======== EXTRACTED ENTRIES

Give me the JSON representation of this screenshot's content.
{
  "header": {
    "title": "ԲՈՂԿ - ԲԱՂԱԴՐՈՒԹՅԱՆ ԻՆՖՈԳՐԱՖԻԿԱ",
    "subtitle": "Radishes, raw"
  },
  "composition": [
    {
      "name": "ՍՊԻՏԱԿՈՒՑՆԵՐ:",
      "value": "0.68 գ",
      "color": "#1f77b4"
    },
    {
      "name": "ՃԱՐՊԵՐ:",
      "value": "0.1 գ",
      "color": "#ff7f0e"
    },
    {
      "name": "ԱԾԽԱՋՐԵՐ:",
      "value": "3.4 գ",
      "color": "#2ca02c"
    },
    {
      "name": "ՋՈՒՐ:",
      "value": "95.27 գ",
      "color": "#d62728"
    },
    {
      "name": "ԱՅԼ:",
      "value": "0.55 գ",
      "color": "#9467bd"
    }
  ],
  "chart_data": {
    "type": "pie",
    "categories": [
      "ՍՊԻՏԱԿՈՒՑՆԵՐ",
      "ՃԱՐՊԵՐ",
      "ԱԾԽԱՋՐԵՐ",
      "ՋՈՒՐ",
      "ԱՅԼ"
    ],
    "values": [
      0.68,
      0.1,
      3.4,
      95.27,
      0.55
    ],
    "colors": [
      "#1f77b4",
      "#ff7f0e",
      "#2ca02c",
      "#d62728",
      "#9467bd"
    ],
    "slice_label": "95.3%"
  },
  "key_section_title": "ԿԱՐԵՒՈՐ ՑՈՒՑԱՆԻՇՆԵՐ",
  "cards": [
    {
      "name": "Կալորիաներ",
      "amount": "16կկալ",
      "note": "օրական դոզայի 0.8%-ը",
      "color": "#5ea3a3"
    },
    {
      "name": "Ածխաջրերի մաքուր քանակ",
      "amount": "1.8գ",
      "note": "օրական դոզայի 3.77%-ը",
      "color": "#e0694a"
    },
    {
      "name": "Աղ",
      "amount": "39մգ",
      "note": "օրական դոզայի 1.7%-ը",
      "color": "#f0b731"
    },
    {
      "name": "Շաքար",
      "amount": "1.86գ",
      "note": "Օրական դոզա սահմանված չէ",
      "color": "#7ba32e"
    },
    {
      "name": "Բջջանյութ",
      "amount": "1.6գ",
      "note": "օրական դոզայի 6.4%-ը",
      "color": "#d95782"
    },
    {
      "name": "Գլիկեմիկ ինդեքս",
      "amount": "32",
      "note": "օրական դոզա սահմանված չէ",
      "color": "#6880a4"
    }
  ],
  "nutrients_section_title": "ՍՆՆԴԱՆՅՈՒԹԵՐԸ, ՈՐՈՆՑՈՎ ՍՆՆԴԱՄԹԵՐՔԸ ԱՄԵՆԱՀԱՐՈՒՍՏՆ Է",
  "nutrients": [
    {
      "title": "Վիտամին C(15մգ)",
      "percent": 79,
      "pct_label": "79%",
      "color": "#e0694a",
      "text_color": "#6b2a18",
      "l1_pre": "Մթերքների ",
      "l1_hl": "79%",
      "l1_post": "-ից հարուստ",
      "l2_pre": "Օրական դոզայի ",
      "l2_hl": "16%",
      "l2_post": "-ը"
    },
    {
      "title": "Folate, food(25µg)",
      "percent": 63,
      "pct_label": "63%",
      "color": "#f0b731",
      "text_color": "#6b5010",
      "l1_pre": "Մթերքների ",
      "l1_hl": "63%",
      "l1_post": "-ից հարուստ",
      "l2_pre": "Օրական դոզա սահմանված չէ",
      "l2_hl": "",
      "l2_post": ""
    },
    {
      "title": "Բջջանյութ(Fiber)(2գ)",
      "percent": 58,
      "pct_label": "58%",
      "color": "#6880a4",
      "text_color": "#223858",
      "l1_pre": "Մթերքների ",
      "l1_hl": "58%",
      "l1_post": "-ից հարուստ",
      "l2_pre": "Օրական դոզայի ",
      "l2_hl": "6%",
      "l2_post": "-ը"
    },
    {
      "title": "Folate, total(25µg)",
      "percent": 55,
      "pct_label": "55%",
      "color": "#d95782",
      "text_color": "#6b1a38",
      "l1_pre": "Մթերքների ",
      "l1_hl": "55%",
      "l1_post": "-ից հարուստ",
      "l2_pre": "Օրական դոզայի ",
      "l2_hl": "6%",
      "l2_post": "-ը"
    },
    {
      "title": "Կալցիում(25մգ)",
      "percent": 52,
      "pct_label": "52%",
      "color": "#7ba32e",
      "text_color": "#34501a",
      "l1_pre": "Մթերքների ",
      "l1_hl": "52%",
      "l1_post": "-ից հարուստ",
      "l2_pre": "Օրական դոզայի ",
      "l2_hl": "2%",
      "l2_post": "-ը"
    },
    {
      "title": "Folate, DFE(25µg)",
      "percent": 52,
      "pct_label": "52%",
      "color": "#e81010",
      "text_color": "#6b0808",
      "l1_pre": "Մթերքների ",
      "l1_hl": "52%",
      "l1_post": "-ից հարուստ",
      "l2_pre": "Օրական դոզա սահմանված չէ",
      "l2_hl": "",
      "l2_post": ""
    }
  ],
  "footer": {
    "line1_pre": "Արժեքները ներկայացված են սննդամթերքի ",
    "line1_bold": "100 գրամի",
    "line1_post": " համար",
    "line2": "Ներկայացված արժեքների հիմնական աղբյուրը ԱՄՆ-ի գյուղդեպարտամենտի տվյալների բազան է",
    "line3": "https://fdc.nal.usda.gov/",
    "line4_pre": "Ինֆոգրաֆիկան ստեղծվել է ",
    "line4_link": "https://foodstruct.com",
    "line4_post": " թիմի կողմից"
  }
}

================

Pick out all lines from the data above in which the word "amount" appears.

      "amount": "16կկալ",
      "amount": "1.8գ",
      "amount": "39մգ",
      "amount": "1.86գ",
      "amount": "1.6գ",
      "amount": "32",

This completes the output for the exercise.